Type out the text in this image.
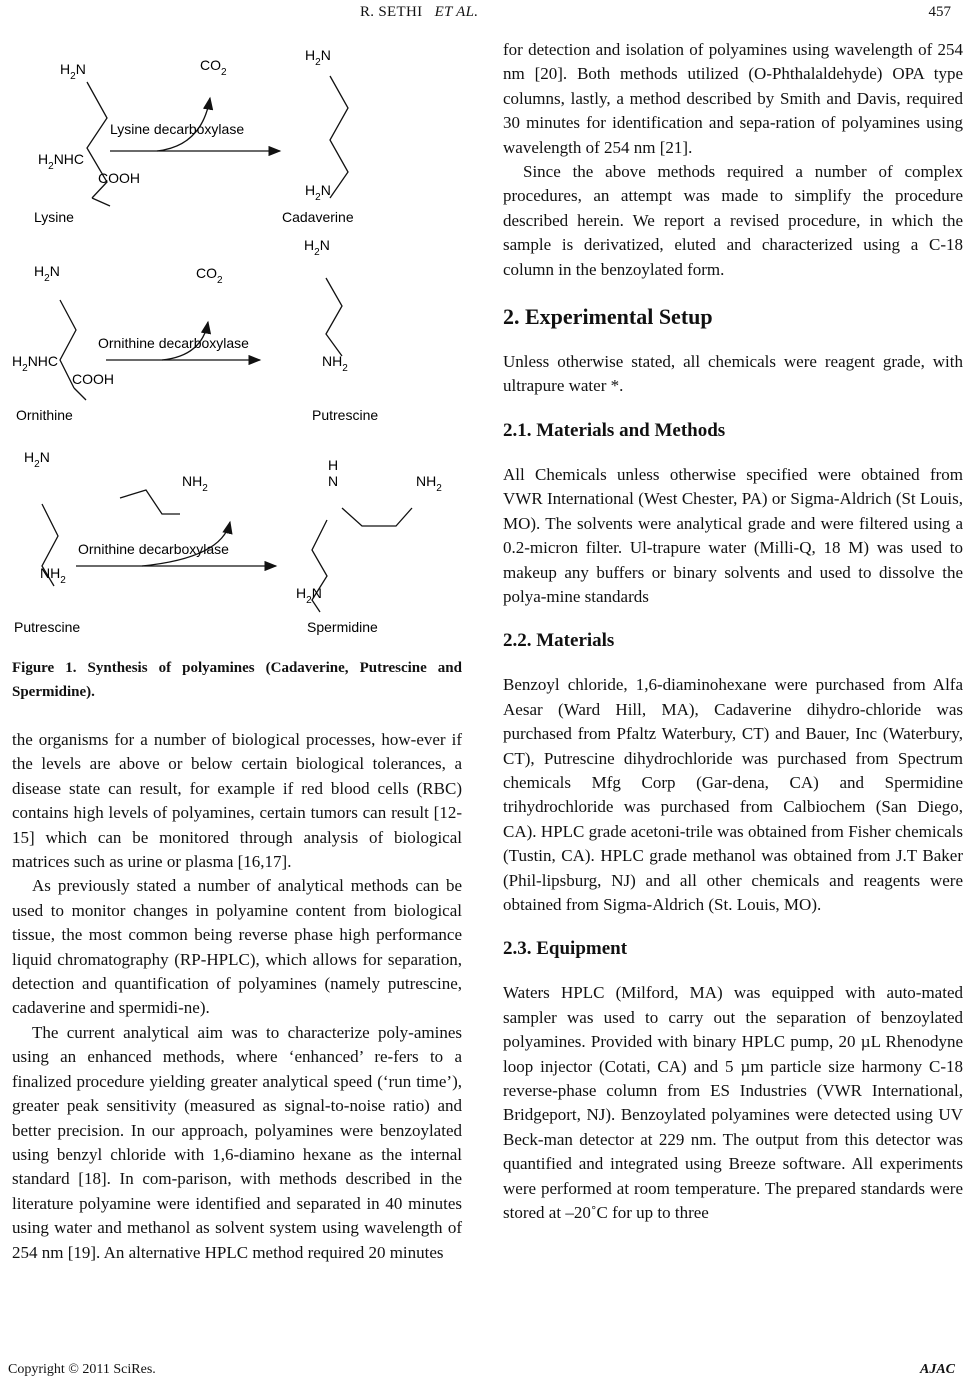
R. SETHI ET AL.	457
$H_2N$
$H_2NHC$
COOH
Lysine
$CO_2$
Lysine decarboxylase
$H_2N$
$H_2N$
Cadaverine
$H_2N$
$H_2NHC$
COOH
Ornithine
$CO_2$
Ornithine decarboxylase
$H_2N$
$NH_2$
Putrescine
$H_2N$
$NH_2$
Putrescine
$NH_2$
Ornithine decarboxylase
H
N	$NH_2$
$H_2N$
Spermidine
Figure 1. Synthesis of polyamines (Cadaverine, Putrescine and Spermidine).

the organisms for a number of biological processes, how-ever if the levels are above or below certain biological tolerances, a disease state can result, for example if red blood cells (RBC) contains high levels of polyamines, certain tumors can result [12-15] which can be monitored through analysis of biological matrices such as urine or plasma [16,17].

As previously stated a number of analytical methods can be used to monitor changes in polyamine content from biological tissue, the most common being reverse phase high performance liquid chromatography (RP-HPLC), which allows for separation, detection and quantification of polyamines (namely putrescine, cadaverine and spermidi-ne).

The current analytical aim was to characterize poly-amines using an enhanced methods, where ‘enhanced’ re-fers to a finalized procedure yielding greater analytical speed (‘run time’), greater peak sensitivity (measured as signal-to-noise ratio) and better precision. In our approach, polyamines were benzoylated using benzyl chloride with 1,6-diamino hexane as the internal standard [18]. In com-parison, with methods described in the literature polyamine were identified and separated in 40 minutes using water and methanol as solvent system using wavelength of 254 nm [19]. An alternative HPLC method required 20 minutes

for detection and isolation of polyamines using wavelength of 254 nm [20]. Both methods utilized (O-Phthalaldehyde) OPA type columns, lastly, a method described by Smith and Davis, required 30 minutes for identification and sepa-ration of polyamines using wavelength of 254 nm [21].

Since the above methods required a number of complex procedures, an attempt was made to simplify the procedure described herein. We report a revised procedure, in which the sample is derivatized, eluted and characterized using a C-18 column in the benzoylated form.

2. Experimental Setup

Unless otherwise stated, all chemicals were reagent grade, with ultrapure water *.

2.1. Materials and Methods

All Chemicals unless otherwise specified were obtained from VWR International (West Chester, PA) or Sigma-Aldrich (St Louis, MO). The solvents were analytical grade and were filtered using a 0.2-micron filter. Ul-trapure water (Milli-Q, 18 M) was used to makeup any buffers or binary solvents and used to dissolve the polya-mine standards

2.2. Materials

Benzoyl chloride, 1,6-diaminohexane were purchased from Alfa Aesar (Ward Hill, MA), Cadaverine dihydro-chloride was purchased from Pfaltz Waterbury, CT) and Bauer, Inc (Waterbury, CT), Putrescine dihydrochloride was purchased from Spectrum chemicals Mfg Corp (Gar-dena, CA) and Spermidine trihydrochloride was purchased from Calbiochem (San Diego, CA). HPLC grade acetoni-trile was obtained from Fisher chemicals (Tustin, CA). HPLC grade methanol was obtained from J.T Baker (Phil-lipsburg, NJ) and all other chemicals and reagents were obtained from Sigma-Aldrich (St. Louis, MO).

2.3. Equipment

Waters HPLC (Milford, MA) was equipped with auto-mated sampler was used to carry out the separation of benzoylated polyamines. Provided with binary HPLC pump, 20 µL Rhenodyne loop injector (Cotati, CA) and 5 µm particle size harmony C-18 reverse-phase column from ES Industries (VWR International, Bridgeport, NJ). Benzoylated polyamines were detected using UV Beck-man detector at 229 nm. The output from this detector was quantified and integrated using Breeze software. All experiments were performed at room temperature. The prepared standards were stored at –20˚C for up to three

Copyright © 2011 SciRes.	AJAC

PROBLEM DETAILS: Repeat the material above exactly. Leave every picture out of it.

RESPONSE AREA:
Type out the text in this image.
R. SETHI ET AL.	457
$H_2N$
$H_2NHC$
COOH
Lysine
$CO_2$
Lysine decarboxylase
$H_2N$
$H_2N$
Cadaverine
$H_2N$
$H_2NHC$
COOH
Ornithine
$CO_2$
Ornithine decarboxylase
$H_2N$
$NH_2$
Putrescine
$H_2N$
$NH_2$
Putrescine
$NH_2$
Ornithine decarboxylase
H
N	$NH_2$
$H_2N$
Spermidine
Figure 1. Synthesis of polyamines (Cadaverine, Putrescine and Spermidine).

the organisms for a number of biological processes, how-ever if the levels are above or below certain biological tolerances, a disease state can result, for example if red blood cells (RBC) contains high levels of polyamines, certain tumors can result [12-15] which can be monitored through analysis of biological matrices such as urine or plasma [16,17].

As previously stated a number of analytical methods can be used to monitor changes in polyamine content from biological tissue, the most common being reverse phase high performance liquid chromatography (RP-HPLC), which allows for separation, detection and quantification of polyamines (namely putrescine, cadaverine and spermidi-ne).

The current analytical aim was to characterize poly-amines using an enhanced methods, where ‘enhanced’ re-fers to a finalized procedure yielding greater analytical speed (‘run time’), greater peak sensitivity (measured as signal-to-noise ratio) and better precision. In our approach, polyamines were benzoylated using benzyl chloride with 1,6-diamino hexane as the internal standard [18]. In com-parison, with methods described in the literature polyamine were identified and separated in 40 minutes using water and methanol as solvent system using wavelength of 254 nm [19]. An alternative HPLC method required 20 minutes

for detection and isolation of polyamines using wavelength of 254 nm [20]. Both methods utilized (O-Phthalaldehyde) OPA type columns, lastly, a method described by Smith and Davis, required 30 minutes for identification and sepa-ration of polyamines using wavelength of 254 nm [21].

Since the above methods required a number of complex procedures, an attempt was made to simplify the procedure described herein. We report a revised procedure, in which the sample is derivatized, eluted and characterized using a C-18 column in the benzoylated form.

2. Experimental Setup

Unless otherwise stated, all chemicals were reagent grade, with ultrapure water *.

2.1. Materials and Methods

All Chemicals unless otherwise specified were obtained from VWR International (West Chester, PA) or Sigma-Aldrich (St Louis, MO). The solvents were analytical grade and were filtered using a 0.2-micron filter. Ul-trapure water (Milli-Q, 18 M) was used to makeup any buffers or binary solvents and used to dissolve the polya-mine standards

2.2. Materials

Benzoyl chloride, 1,6-diaminohexane were purchased from Alfa Aesar (Ward Hill, MA), Cadaverine dihydro-chloride was purchased from Pfaltz Waterbury, CT) and Bauer, Inc (Waterbury, CT), Putrescine dihydrochloride was purchased from Spectrum chemicals Mfg Corp (Gar-dena, CA) and Spermidine trihydrochloride was purchased from Calbiochem (San Diego, CA). HPLC grade acetoni-trile was obtained from Fisher chemicals (Tustin, CA). HPLC grade methanol was obtained from J.T Baker (Phil-lipsburg, NJ) and all other chemicals and reagents were obtained from Sigma-Aldrich (St. Louis, MO).

2.3. Equipment

Waters HPLC (Milford, MA) was equipped with auto-mated sampler was used to carry out the separation of benzoylated polyamines. Provided with binary HPLC pump, 20 µL Rhenodyne loop injector (Cotati, CA) and 5 µm particle size harmony C-18 reverse-phase column from ES Industries (VWR International, Bridgeport, NJ). Benzoylated polyamines were detected using UV Beck-man detector at 229 nm. The output from this detector was quantified and integrated using Breeze software. All experiments were performed at room temperature. The prepared standards were stored at –20˚C for up to three

Copyright © 2011 SciRes.	AJAC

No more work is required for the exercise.